↓
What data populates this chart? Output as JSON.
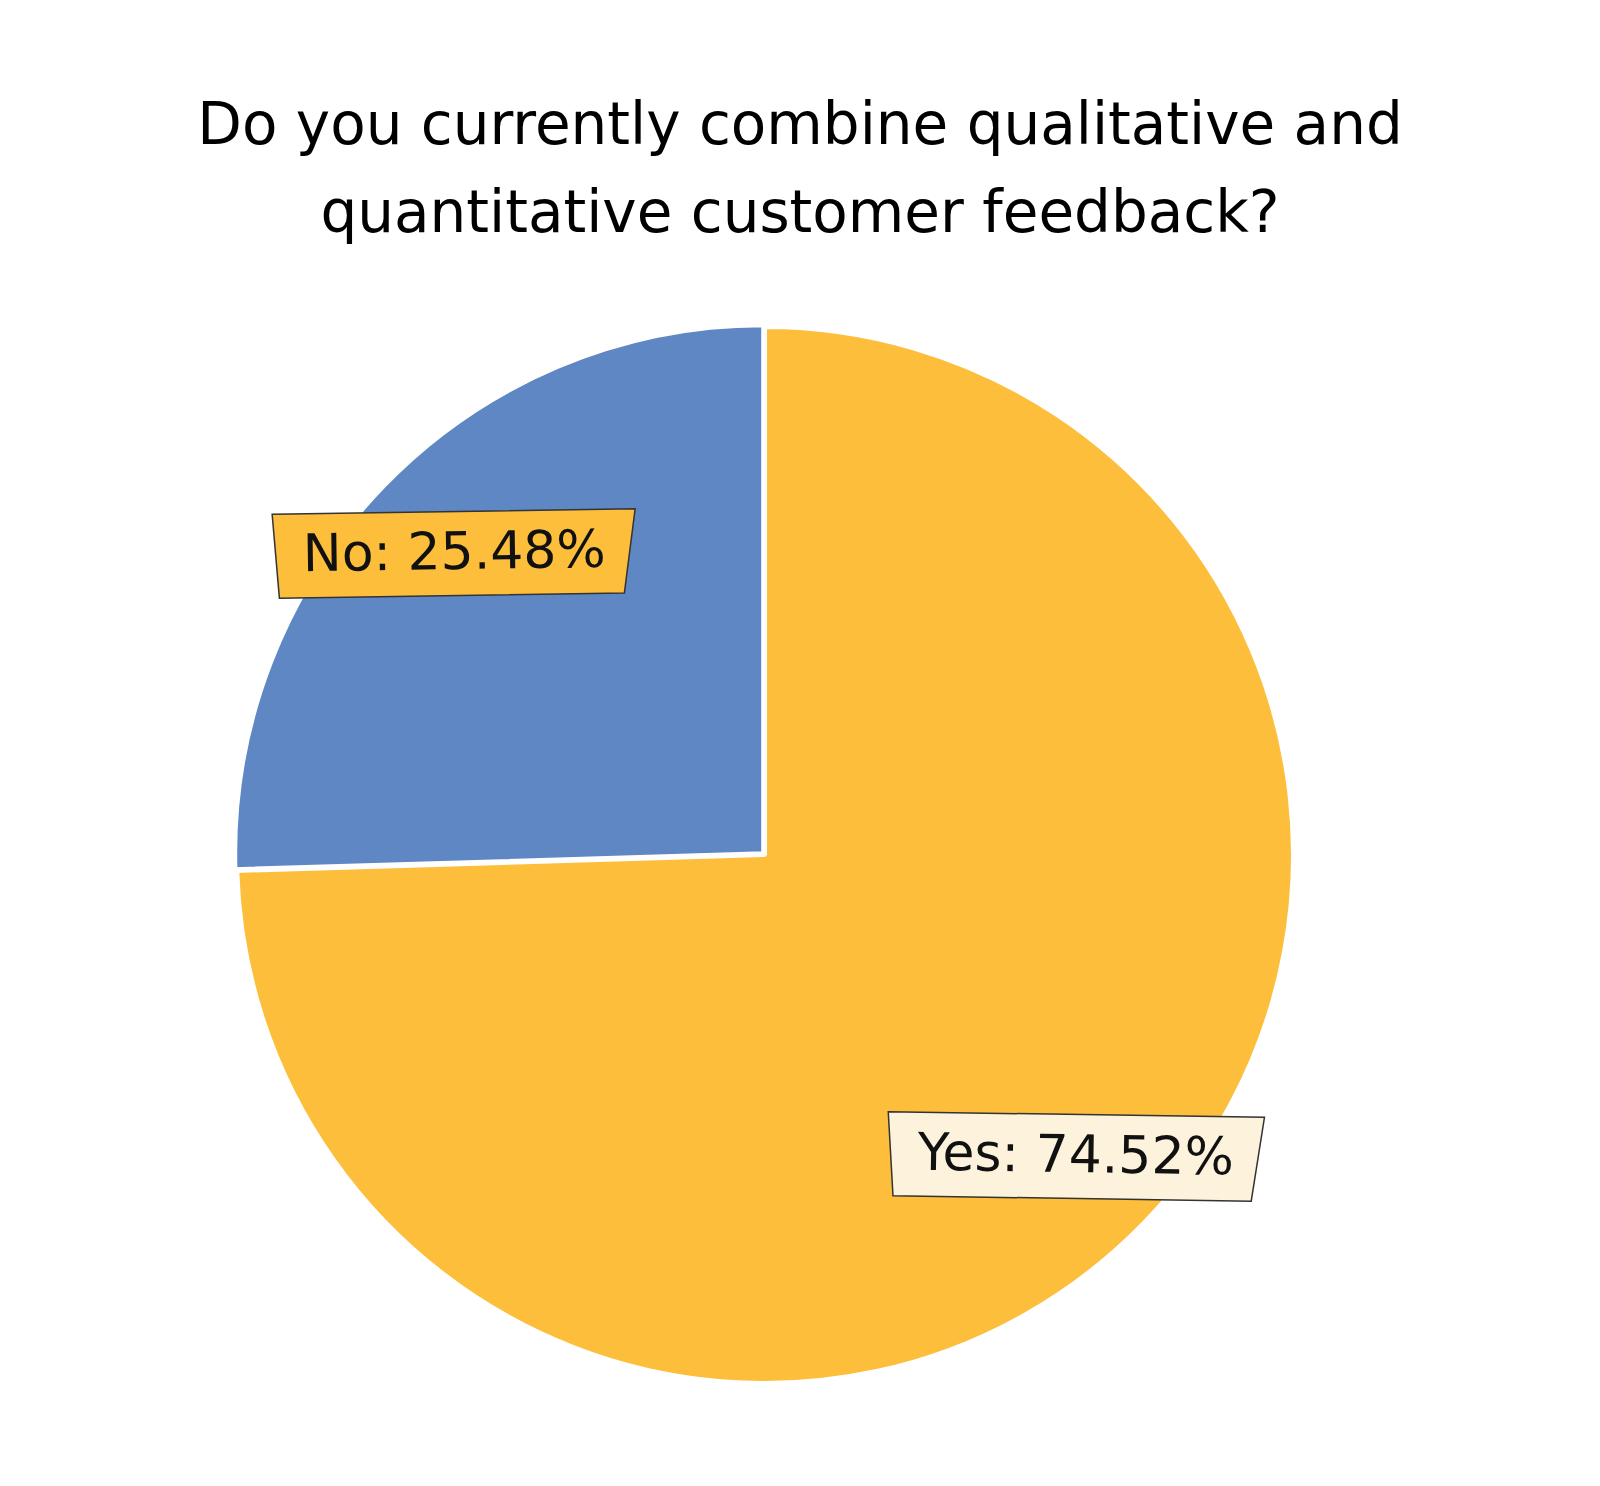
{
  "chart_data": {
    "type": "pie",
    "title": "Do you currently combine qualitative and quantitative customer feedback?",
    "categories": [
      "Yes",
      "No"
    ],
    "values": [
      74.52,
      25.48
    ],
    "colors": [
      "#fdbe3c",
      "#5e87c4"
    ],
    "value_labels": [
      "74.52%",
      "25.48%"
    ],
    "legend": false
  }
}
↑
• _Task brief_: Omit every picture, and otherwise quote the entries exactly.

• _Finished task_:
What data populates this chart? Output as JSON.
{
  "chart_data": {
    "type": "pie",
    "title": "Do you currently combine qualitative and quantitative customer feedback?",
    "categories": [
      "Yes",
      "No"
    ],
    "values": [
      74.52,
      25.48
    ],
    "colors": [
      "#fdbe3c",
      "#5e87c4"
    ],
    "value_labels": [
      "74.52%",
      "25.48%"
    ],
    "legend": false
  }
}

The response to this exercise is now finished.